TASK DIRECTIONS
Report, as a bare number, how many lines of the material below contain the word "this".

★ ★ ★ ★ ★

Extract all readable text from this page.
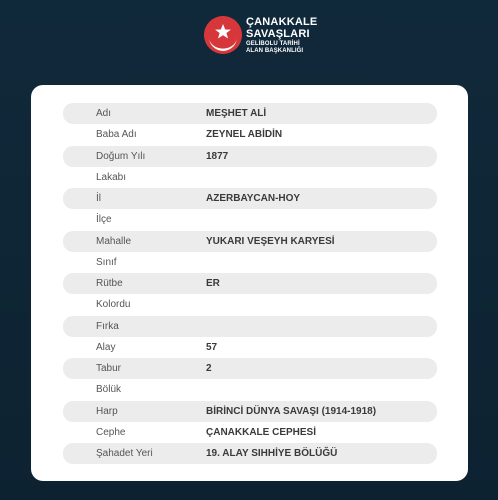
ÇANAKKALE
SAVAŞLARI
GELİBOLU TARİHİ
ALAN BAŞKANLIĞI
Adı	MEŞHET ALİ
Baba Adı	ZEYNEL ABİDİN
Doğum Yılı	1877
Lakabı
İl	AZERBAYCAN-HOY
İlçe
Mahalle	YUKARI VEŞEYH KARYESİ
Sınıf
Rütbe	ER
Kolordu
Fırka
Alay	57
Tabur	2
Bölük
Harp	BİRİNCİ DÜNYA SAVAŞI (1914-1918)
Cephe	ÇANAKKALE CEPHESİ
Şahadet Yeri	19. ALAY SIHHİYE BÖLÜĞÜ
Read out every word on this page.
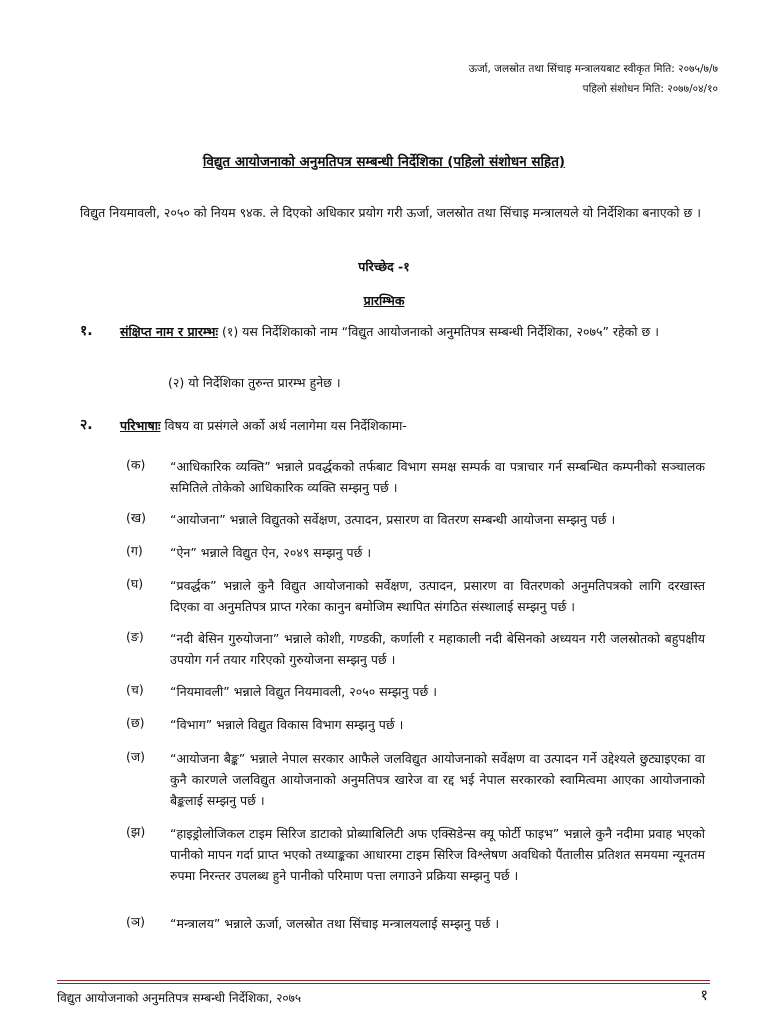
ऊर्जा, जलस्रोत तथा सिंचाइ मन्त्रालयबाट स्वीकृत मिति: २०७५/७/७
पहिलो संशोधन मिति: २०७७/०४/१०
विद्युत आयोजनाको अनुमतिपत्र सम्बन्धी निर्देशिका (पहिलो संशोधन सहित)

विद्युत नियमावली, २०५० को नियम ९४क. ले दिएको अधिकार प्रयोग गरी ऊर्जा, जलस्रोत तथा सिंचाइ मन्त्रालयले यो निर्देशिका बनाएको छ ।

परिच्छेद -१
प्रारम्भिक
१. संक्षिप्त नाम र प्रारम्भः (१) यस निर्देशिकाको नाम “विद्युत आयोजनाको अनुमतिपत्र सम्बन्धी निर्देशिका, २०७५” रहेको छ ।

(२) यो निर्देशिका तुरुन्त प्रारम्भ हुनेछ ।

२. परिभाषाः विषय वा प्रसंगले अर्को अर्थ नलागेमा यस निर्देशिकामा-

(क) “आधिकारिक व्यक्ति” भन्नाले प्रवर्द्धकको तर्फबाट विभाग समक्ष सम्पर्क वा पत्राचार गर्न सम्बन्धित कम्पनीको सञ्चालक समितिले तोकेको आधिकारिक व्यक्ति सम्झनु पर्छ ।

(ख) “आयोजना” भन्नाले विद्युतको सर्वेक्षण, उत्पादन, प्रसारण वा वितरण सम्बन्धी आयोजना सम्झनु पर्छ ।

(ग) “ऐन” भन्नाले विद्युत ऐन, २०४९ सम्झनु पर्छ ।

(घ) “प्रवर्द्धक” भन्नाले कुनै विद्युत आयोजनाको सर्वेक्षण, उत्पादन, प्रसारण वा वितरणको अनुमतिपत्रको लागि दरखास्त दिएका वा अनुमतिपत्र प्राप्त गरेका कानुन बमोजिम स्थापित संगठित संस्थालाई सम्झनु पर्छ ।

(ङ) “नदी बेसिन गुरुयोजना” भन्नाले कोशी, गण्डकी, कर्णाली र महाकाली नदी बेसिनको अध्ययन गरी जलस्रोतको बहुपक्षीय उपयोग गर्न तयार गरिएको गुरुयोजना सम्झनु पर्छ ।

(च) “नियमावली” भन्नाले विद्युत नियमावली, २०५० सम्झनु पर्छ ।

(छ) “विभाग” भन्नाले विद्युत विकास विभाग सम्झनु पर्छ ।

(ज) “आयोजना बैङ्क” भन्नाले नेपाल सरकार आफैले जलविद्युत आयोजनाको सर्वेक्षण वा उत्पादन गर्ने उद्देश्यले छुट्याइएका वा कुनै कारणले जलविद्युत आयोजनाको अनुमतिपत्र खारेज वा रद्द भई नेपाल सरकारको स्वामित्वमा आएका आयोजनाको बैङ्कलाई सम्झनु पर्छ ।

(झ) “हाइड्रोलोजिकल टाइम सिरिज डाटाको प्रोब्याबिलिटी अफ एक्सिडेन्स क्यू फोर्टी फाइभ” भन्नाले कुनै नदीमा प्रवाह भएको पानीको मापन गर्दा प्राप्त भएको तथ्याङ्कका आधारमा टाइम सिरिज विश्लेषण अवधिको पैंतालीस प्रतिशत समयमा न्यूनतम रुपमा निरन्तर उपलब्ध हुने पानीको परिमाण पत्ता लगाउने प्रक्रिया सम्झनु पर्छ ।

(ञ) “मन्त्रालय” भन्नाले ऊर्जा, जलस्रोत तथा सिंचाइ मन्त्रालयलाई सम्झनु पर्छ ।

विद्युत आयोजनाको अनुमतिपत्र सम्बन्धी निर्देशिका, २०७५	१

★ ★ ★ ★ ★

WRITTEN ANSWER
2